### EXERCISE GOAL
Your job is to restate each entry word for word.

### ROWS
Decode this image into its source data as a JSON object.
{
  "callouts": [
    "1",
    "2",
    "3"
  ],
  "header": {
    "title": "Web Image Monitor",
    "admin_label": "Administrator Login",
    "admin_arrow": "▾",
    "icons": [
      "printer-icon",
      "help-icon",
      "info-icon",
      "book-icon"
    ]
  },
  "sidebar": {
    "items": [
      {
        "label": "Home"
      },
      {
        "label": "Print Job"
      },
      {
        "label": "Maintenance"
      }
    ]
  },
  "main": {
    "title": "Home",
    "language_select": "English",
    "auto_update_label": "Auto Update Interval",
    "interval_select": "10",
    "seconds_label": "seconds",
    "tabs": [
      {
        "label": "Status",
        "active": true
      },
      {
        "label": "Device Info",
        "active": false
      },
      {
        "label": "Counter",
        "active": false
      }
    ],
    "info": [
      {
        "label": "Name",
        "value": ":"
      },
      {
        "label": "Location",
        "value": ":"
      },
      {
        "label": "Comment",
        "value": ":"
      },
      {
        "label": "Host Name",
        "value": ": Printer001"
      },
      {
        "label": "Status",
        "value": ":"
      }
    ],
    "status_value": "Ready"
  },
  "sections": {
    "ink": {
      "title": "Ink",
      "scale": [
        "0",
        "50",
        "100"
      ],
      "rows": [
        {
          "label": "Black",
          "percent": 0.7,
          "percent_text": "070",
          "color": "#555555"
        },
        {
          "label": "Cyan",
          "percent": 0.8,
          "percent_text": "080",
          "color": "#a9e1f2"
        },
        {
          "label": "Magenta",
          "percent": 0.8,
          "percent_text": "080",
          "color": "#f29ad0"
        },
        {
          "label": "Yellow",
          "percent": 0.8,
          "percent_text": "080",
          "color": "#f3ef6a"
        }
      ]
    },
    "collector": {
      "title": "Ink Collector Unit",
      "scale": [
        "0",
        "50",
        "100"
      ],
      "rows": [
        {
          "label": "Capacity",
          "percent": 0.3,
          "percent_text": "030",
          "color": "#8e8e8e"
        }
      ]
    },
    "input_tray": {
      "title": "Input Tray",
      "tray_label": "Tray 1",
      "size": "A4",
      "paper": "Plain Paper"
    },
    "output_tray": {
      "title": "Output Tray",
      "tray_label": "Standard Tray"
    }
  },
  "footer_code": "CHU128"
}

### TASK RESULT
Decode this image into its source data as a JSON object.
{
  "callouts": [
    "1",
    "2",
    "3"
  ],
  "header": {
    "title": "Web Image Monitor",
    "admin_label": "Administrator Login",
    "admin_arrow": "▾",
    "icons": [
      "printer-icon",
      "help-icon",
      "info-icon",
      "book-icon"
    ]
  },
  "sidebar": {
    "items": [
      {
        "label": "Home"
      },
      {
        "label": "Print Job"
      },
      {
        "label": "Maintenance"
      }
    ]
  },
  "main": {
    "title": "Home",
    "language_select": "English",
    "auto_update_label": "Auto Update Interval",
    "interval_select": "10",
    "seconds_label": "seconds",
    "tabs": [
      {
        "label": "Status",
        "active": true
      },
      {
        "label": "Device Info",
        "active": false
      },
      {
        "label": "Counter",
        "active": false
      }
    ],
    "info": [
      {
        "label": "Name",
        "value": ":"
      },
      {
        "label": "Location",
        "value": ":"
      },
      {
        "label": "Comment",
        "value": ":"
      },
      {
        "label": "Host Name",
        "value": ": Printer001"
      },
      {
        "label": "Status",
        "value": ":"
      }
    ],
    "status_value": "Ready"
  },
  "sections": {
    "ink": {
      "title": "Ink",
      "scale": [
        "0",
        "50",
        "100"
      ],
      "rows": [
        {
          "label": "Black",
          "percent": 0.7,
          "percent_text": "070",
          "color": "#555555"
        },
        {
          "label": "Cyan",
          "percent": 0.8,
          "percent_text": "080",
          "color": "#a9e1f2"
        },
        {
          "label": "Magenta",
          "percent": 0.8,
          "percent_text": "080",
          "color": "#f29ad0"
        },
        {
          "label": "Yellow",
          "percent": 0.8,
          "percent_text": "080",
          "color": "#f3ef6a"
        }
      ]
    },
    "collector": {
      "title": "Ink Collector Unit",
      "scale": [
        "0",
        "50",
        "100"
      ],
      "rows": [
        {
          "label": "Capacity",
          "percent": 0.3,
          "percent_text": "030",
          "color": "#8e8e8e"
        }
      ]
    },
    "input_tray": {
      "title": "Input Tray",
      "tray_label": "Tray 1",
      "size": "A4",
      "paper": "Plain Paper"
    },
    "output_tray": {
      "title": "Output Tray",
      "tray_label": "Standard Tray"
    }
  },
  "footer_code": "CHU128"
}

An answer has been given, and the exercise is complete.